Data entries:
★ ★ ★

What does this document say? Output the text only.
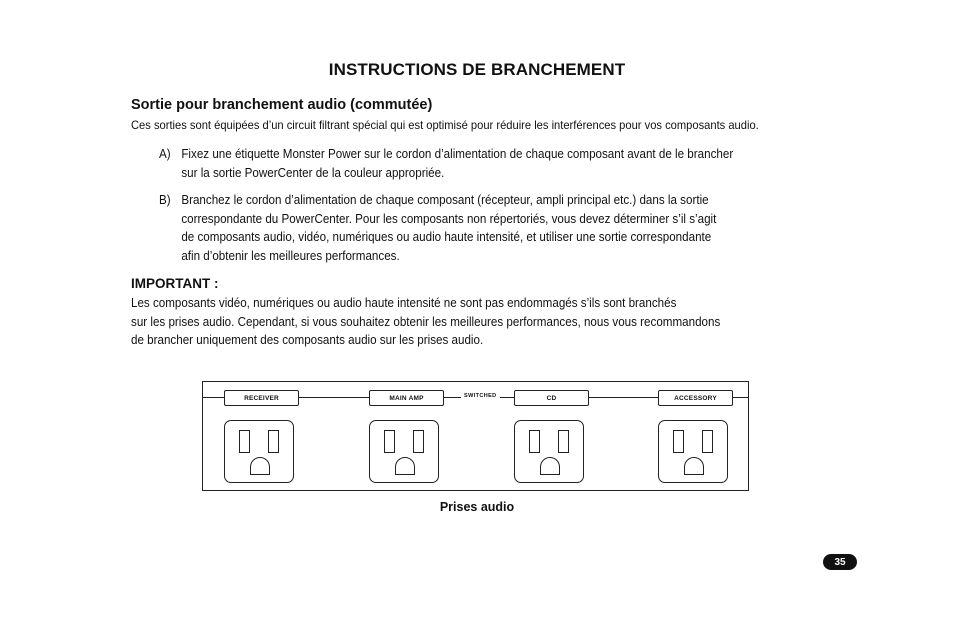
INSTRUCTIONS DE BRANCHEMENT
Sortie pour branchement audio (commutée)
Ces sorties sont équipées d’un circuit filtrant spécial qui est optimisé pour réduire les interférences pour vos composants audio.
A) Fixez une étiquette Monster Power sur le cordon d’alimentation de chaque composant avant de le brancher
sur la sortie PowerCenter de la couleur appropriée.
B) Branchez le cordon d’alimentation de chaque composant (récepteur, ampli principal etc.) dans la sortie
correspondante du PowerCenter. Pour les composants non répertoriés, vous devez déterminer s’il s’agit
de composants audio, vidéo, numériques ou audio haute intensité, et utiliser une sortie correspondante
afin d’obtenir les meilleures performances.
IMPORTANT :
Les composants vidéo, numériques ou audio haute intensité ne sont pas endommagés s’ils sont branchés
sur les prises audio. Cependant, si vous souhaitez obtenir les meilleures performances, nous vous recommandons
de brancher uniquement des composants audio sur les prises audio.
RECEIVER	MAIN AMP	SWITCHED	CD	ACCESSORY
Prises audio
35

★ ★ ★

▶ _What to produce_
Select the lines that carry the string "vidéo" and copy them.

▶ _Solution to the problem_
de composants audio, vidéo, numériques ou audio haute intensité, et utiliser une sortie correspondante
Les composants vidéo, numériques ou audio haute intensité ne sont pas endommagés s’ils sont branchés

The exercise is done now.